### Given task
Images appear in the records below; leave them out and repeat everything else exactly.

(Saved entries)
* * * *

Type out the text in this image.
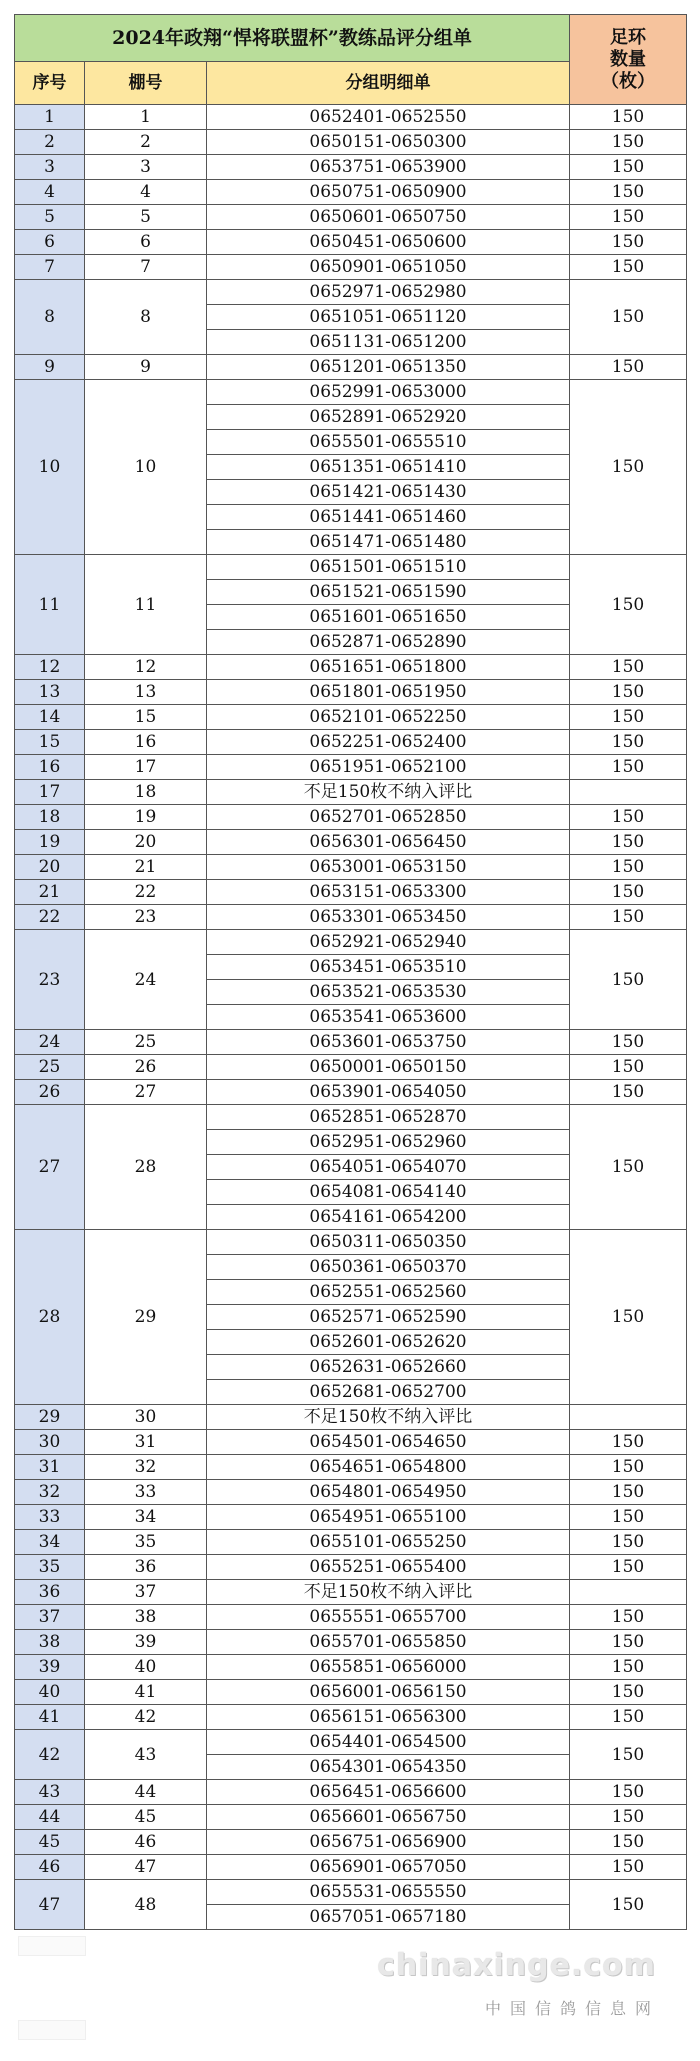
2024年政翔“悍将联盟杯”教练品评分组单			足环
数量
（枚）

序号	棚号	分组明细单	
1	1	0652401-0652550	150
2	2	0650151-0650300	150
3	3	0653751-0653900	150
4	4	0650751-0650900	150
5	5	0650601-0650750	150
6	6	0650451-0650600	150
7	7	0650901-0651050	150
8	8	0652971-0652980	150
		0651051-0651120	
		0651131-0651200	
9	9	0651201-0651350	150
10	10	0652991-0653000	150
		0652891-0652920	
		0655501-0655510	
		0651351-0651410	
		0651421-0651430	
		0651441-0651460	
		0651471-0651480	
11	11	0651501-0651510	150
		0651521-0651590	
		0651601-0651650	
		0652871-0652890	
12	12	0651651-0651800	150
13	13	0651801-0651950	150
14	15	0652101-0652250	150
15	16	0652251-0652400	150
16	17	0651951-0652100	150
17	18	不足150枚不纳入评比	
18	19	0652701-0652850	150
19	20	0656301-0656450	150
20	21	0653001-0653150	150
21	22	0653151-0653300	150
22	23	0653301-0653450	150
23	24	0652921-0652940	150
		0653451-0653510	
		0653521-0653530	
		0653541-0653600	
24	25	0653601-0653750	150
25	26	0650001-0650150	150
26	27	0653901-0654050	150
27	28	0652851-0652870	150
		0652951-0652960	
		0654051-0654070	
		0654081-0654140	
		0654161-0654200	
28	29	0650311-0650350	150
		0650361-0650370	
		0652551-0652560	
		0652571-0652590	
		0652601-0652620	
		0652631-0652660	
		0652681-0652700	
29	30	不足150枚不纳入评比	
30	31	0654501-0654650	150
31	32	0654651-0654800	150
32	33	0654801-0654950	150
33	34	0654951-0655100	150
34	35	0655101-0655250	150
35	36	0655251-0655400	150
36	37	不足150枚不纳入评比	
37	38	0655551-0655700	150
38	39	0655701-0655850	150
39	40	0655851-0656000	150
40	41	0656001-0656150	150
41	42	0656151-0656300	150
42	43	0654401-0654500	150
		0654301-0654350	
43	44	0656451-0656600	150
44	45	0656601-0656750	150
45	46	0656751-0656900	150
46	47	0656901-0657050	150
47	48	0655531-0655550	150
		0657051-0657180	
chinaxinge.com
中国信鸽信息网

* * * *

### Complete response
Type out the text in this image.
2024年政翔“悍将联盟杯”教练品评分组单			足环
数量
（枚）

序号	棚号	分组明细单	
1	1	0652401-0652550	150
2	2	0650151-0650300	150
3	3	0653751-0653900	150
4	4	0650751-0650900	150
5	5	0650601-0650750	150
6	6	0650451-0650600	150
7	7	0650901-0651050	150
8	8	0652971-0652980	150
		0651051-0651120	
		0651131-0651200	
9	9	0651201-0651350	150
10	10	0652991-0653000	150
		0652891-0652920	
		0655501-0655510	
		0651351-0651410	
		0651421-0651430	
		0651441-0651460	
		0651471-0651480	
11	11	0651501-0651510	150
		0651521-0651590	
		0651601-0651650	
		0652871-0652890	
12	12	0651651-0651800	150
13	13	0651801-0651950	150
14	15	0652101-0652250	150
15	16	0652251-0652400	150
16	17	0651951-0652100	150
17	18	不足150枚不纳入评比	
18	19	0652701-0652850	150
19	20	0656301-0656450	150
20	21	0653001-0653150	150
21	22	0653151-0653300	150
22	23	0653301-0653450	150
23	24	0652921-0652940	150
		0653451-0653510	
		0653521-0653530	
		0653541-0653600	
24	25	0653601-0653750	150
25	26	0650001-0650150	150
26	27	0653901-0654050	150
27	28	0652851-0652870	150
		0652951-0652960	
		0654051-0654070	
		0654081-0654140	
		0654161-0654200	
28	29	0650311-0650350	150
		0650361-0650370	
		0652551-0652560	
		0652571-0652590	
		0652601-0652620	
		0652631-0652660	
		0652681-0652700	
29	30	不足150枚不纳入评比	
30	31	0654501-0654650	150
31	32	0654651-0654800	150
32	33	0654801-0654950	150
33	34	0654951-0655100	150
34	35	0655101-0655250	150
35	36	0655251-0655400	150
36	37	不足150枚不纳入评比	
37	38	0655551-0655700	150
38	39	0655701-0655850	150
39	40	0655851-0656000	150
40	41	0656001-0656150	150
41	42	0656151-0656300	150
42	43	0654401-0654500	150
		0654301-0654350	
43	44	0656451-0656600	150
44	45	0656601-0656750	150
45	46	0656751-0656900	150
46	47	0656901-0657050	150
47	48	0655531-0655550	150
		0657051-0657180	
chinaxinge.com
中国信鸽信息网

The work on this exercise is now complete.